→ Work to be completed
Pick out and copy every line below that has the word "属于审判的时候怀孕的妇女".

:: Extracted records ::

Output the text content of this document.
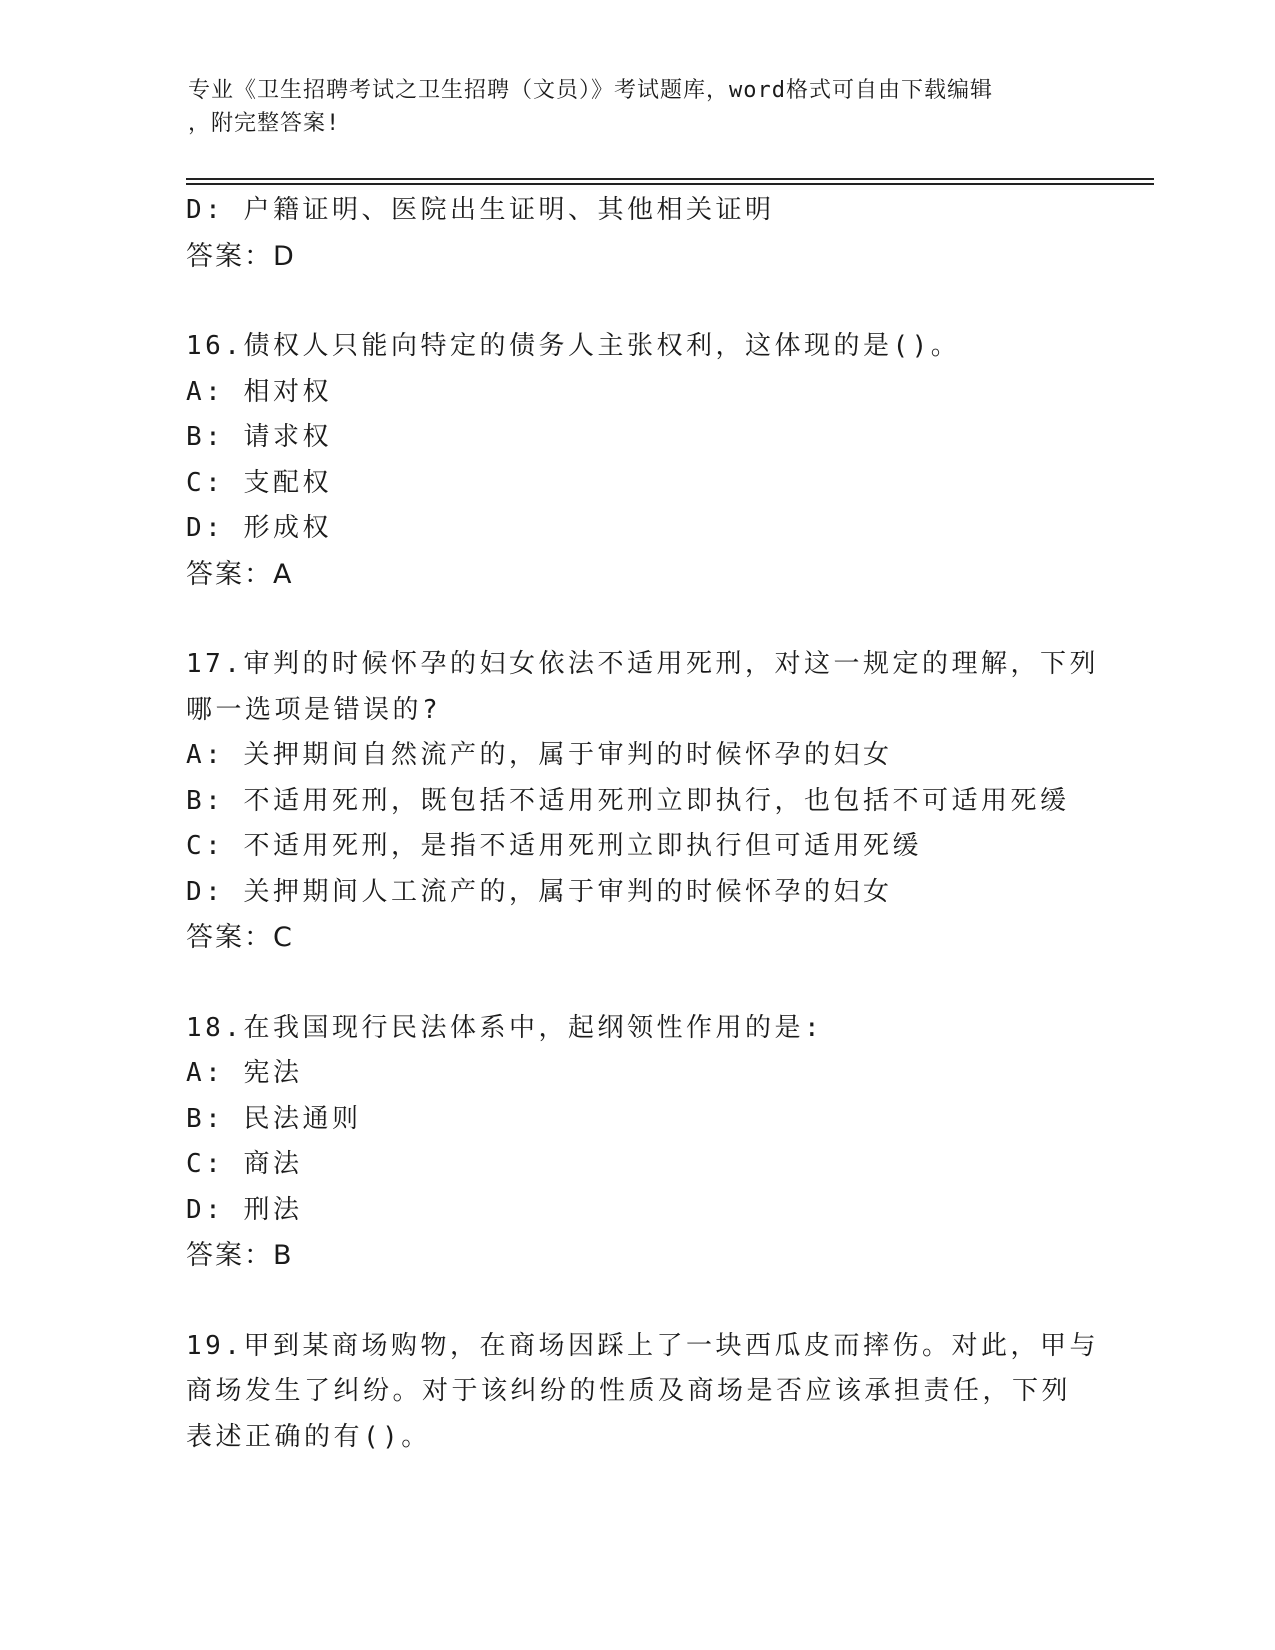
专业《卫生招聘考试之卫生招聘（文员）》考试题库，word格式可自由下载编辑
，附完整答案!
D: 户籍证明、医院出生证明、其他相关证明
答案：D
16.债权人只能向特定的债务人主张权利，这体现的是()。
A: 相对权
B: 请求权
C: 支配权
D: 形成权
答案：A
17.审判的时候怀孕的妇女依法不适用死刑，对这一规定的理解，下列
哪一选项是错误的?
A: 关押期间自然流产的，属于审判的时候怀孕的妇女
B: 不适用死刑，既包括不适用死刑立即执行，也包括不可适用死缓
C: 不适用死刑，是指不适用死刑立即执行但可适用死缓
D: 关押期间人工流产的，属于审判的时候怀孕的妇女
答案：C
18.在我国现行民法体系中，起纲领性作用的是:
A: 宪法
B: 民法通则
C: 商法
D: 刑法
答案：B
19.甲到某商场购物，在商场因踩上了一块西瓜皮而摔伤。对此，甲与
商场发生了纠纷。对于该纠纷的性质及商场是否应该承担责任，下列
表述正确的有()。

:::

→ Task output
A: 关押期间自然流产的，属于审判的时候怀孕的妇女
D: 关押期间人工流产的，属于审判的时候怀孕的妇女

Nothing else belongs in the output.